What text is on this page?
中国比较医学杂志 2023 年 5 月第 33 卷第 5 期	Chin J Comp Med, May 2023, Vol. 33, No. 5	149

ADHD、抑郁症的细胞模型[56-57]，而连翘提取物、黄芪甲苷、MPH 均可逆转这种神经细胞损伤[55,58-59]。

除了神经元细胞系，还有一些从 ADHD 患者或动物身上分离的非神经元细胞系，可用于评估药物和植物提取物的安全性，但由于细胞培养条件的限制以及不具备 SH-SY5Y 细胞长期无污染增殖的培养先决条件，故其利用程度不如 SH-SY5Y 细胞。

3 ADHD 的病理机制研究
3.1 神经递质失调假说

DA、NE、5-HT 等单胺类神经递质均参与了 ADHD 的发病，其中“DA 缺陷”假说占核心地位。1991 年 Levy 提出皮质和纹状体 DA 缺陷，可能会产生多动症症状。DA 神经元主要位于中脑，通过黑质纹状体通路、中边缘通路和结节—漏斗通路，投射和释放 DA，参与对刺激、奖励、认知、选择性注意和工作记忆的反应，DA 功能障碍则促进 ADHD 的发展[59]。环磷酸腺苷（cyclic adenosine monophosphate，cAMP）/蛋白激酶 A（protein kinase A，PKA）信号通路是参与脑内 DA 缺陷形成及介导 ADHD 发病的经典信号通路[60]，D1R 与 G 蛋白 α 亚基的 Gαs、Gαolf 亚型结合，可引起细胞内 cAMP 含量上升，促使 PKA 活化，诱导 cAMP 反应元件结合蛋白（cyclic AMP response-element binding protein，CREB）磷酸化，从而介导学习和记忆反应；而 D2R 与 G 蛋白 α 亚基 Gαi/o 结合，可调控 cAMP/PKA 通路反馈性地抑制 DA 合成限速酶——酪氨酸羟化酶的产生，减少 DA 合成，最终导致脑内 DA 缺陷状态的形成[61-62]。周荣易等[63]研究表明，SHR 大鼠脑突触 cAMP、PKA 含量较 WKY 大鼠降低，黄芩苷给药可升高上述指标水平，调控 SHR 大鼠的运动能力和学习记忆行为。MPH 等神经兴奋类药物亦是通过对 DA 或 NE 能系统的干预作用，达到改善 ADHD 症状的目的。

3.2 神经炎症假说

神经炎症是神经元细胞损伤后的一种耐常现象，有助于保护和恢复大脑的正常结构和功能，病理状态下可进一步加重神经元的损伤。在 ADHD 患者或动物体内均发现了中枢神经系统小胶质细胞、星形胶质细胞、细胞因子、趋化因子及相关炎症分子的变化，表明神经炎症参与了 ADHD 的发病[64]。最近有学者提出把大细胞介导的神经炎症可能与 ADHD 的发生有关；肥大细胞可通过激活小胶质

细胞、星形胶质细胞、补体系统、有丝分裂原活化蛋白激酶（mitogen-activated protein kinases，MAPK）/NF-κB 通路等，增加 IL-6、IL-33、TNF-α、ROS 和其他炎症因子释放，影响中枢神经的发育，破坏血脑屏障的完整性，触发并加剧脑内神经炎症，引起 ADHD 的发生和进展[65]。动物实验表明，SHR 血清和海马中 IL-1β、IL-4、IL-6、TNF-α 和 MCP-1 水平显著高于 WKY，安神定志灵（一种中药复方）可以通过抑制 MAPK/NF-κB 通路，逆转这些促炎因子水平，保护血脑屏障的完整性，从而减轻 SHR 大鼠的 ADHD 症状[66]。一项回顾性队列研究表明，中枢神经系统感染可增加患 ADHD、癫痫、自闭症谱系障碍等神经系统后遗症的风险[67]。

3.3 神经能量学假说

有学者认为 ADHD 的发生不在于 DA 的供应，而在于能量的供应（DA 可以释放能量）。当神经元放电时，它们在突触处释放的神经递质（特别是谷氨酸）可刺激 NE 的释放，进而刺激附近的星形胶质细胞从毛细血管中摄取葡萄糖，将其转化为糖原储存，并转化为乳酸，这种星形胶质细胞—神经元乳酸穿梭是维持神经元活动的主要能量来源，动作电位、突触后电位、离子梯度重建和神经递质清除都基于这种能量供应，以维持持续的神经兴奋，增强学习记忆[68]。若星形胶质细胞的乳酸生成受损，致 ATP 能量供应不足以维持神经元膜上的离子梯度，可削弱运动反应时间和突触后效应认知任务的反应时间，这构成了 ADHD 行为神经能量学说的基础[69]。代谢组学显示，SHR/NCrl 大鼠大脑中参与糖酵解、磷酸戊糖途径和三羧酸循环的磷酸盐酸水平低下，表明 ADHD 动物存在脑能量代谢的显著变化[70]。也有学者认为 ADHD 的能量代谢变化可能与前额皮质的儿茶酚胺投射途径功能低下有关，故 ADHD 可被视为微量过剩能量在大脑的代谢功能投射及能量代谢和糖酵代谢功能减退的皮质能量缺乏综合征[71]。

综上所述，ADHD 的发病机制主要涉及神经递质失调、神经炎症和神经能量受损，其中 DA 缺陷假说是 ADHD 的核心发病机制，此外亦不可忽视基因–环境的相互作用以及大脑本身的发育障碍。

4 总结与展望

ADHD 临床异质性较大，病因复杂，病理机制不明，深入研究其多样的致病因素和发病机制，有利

## WHAT IS EXPECTED
Using the material, show each line where the string "protein" can be found.

## SOLUTION FOR THIS EXERCISE
DA、NE、5-HT 等单胺类神经递质均参与了 ADHD 的发病，其中“DA 缺陷”假说占核心地位。1991 年 Levy 提出皮质和纹状体 DA 缺陷，可能会产生多动症症状。DA 神经元主要位于中脑，通过黑质纹状体通路、中边缘通路和结节—漏斗通路，投射和释放 DA，参与对刺激、奖励、认知、选择性注意和工作记忆的反应，DA 功能障碍则促进 ADHD 的发展[59]。环磷酸腺苷（cyclic adenosine monophosphate，cAMP）/蛋白激酶 A（protein kinase A，PKA）信号通路是参与脑内 DA 缺陷形成及介导 ADHD 发病的经典信号通路[60]，D1R 与 G 蛋白 α 亚基的 Gαs、Gαolf 亚型结合，可引起细胞内 cAMP 含量上升，促使 PKA 活化，诱导 cAMP 反应元件结合蛋白（cyclic AMP response-element binding protein，CREB）磷酸化，从而介导学习和记忆反应；而 D2R 与 G 蛋白 α 亚基 Gαi/o 结合，可调控 cAMP/PKA 通路反馈性地抑制 DA 合成限速酶——酪氨酸羟化酶的产生，减少 DA 合成，最终导致脑内 DA 缺陷状态的形成[61-62]。周荣易等[63]研究表明，SHR 大鼠脑突触 cAMP、PKA 含量较 WKY 大鼠降低，黄芩苷给药可升高上述指标水平，调控 SHR 大鼠的运动能力和学习记忆行为。MPH 等神经兴奋类药物亦是通过对 DA 或 NE 能系统的干预作用，达到改善 ADHD 症状的目的。
细胞、星形胶质细胞、补体系统、有丝分裂原活化蛋白激酶（mitogen-activated protein kinases，MAPK）/NF-κB 通路等，增加 IL-6、IL-33、TNF-α、ROS 和其他炎症因子释放，影响中枢神经的发育，破坏血脑屏障的完整性，触发并加剧脑内神经炎症，引起 ADHD 的发生和进展[65]。动物实验表明，SHR 血清和海马中 IL-1β、IL-4、IL-6、TNF-α 和 MCP-1 水平显著高于 WKY，安神定志灵（一种中药复方）可以通过抑制 MAPK/NF-κB 通路，逆转这些促炎因子水平，保护血脑屏障的完整性，从而减轻 SHR 大鼠的 ADHD 症状[66]。一项回顾性队列研究表明，中枢神经系统感染可增加患 ADHD、癫痫、自闭症谱系障碍等神经系统后遗症的风险[67]。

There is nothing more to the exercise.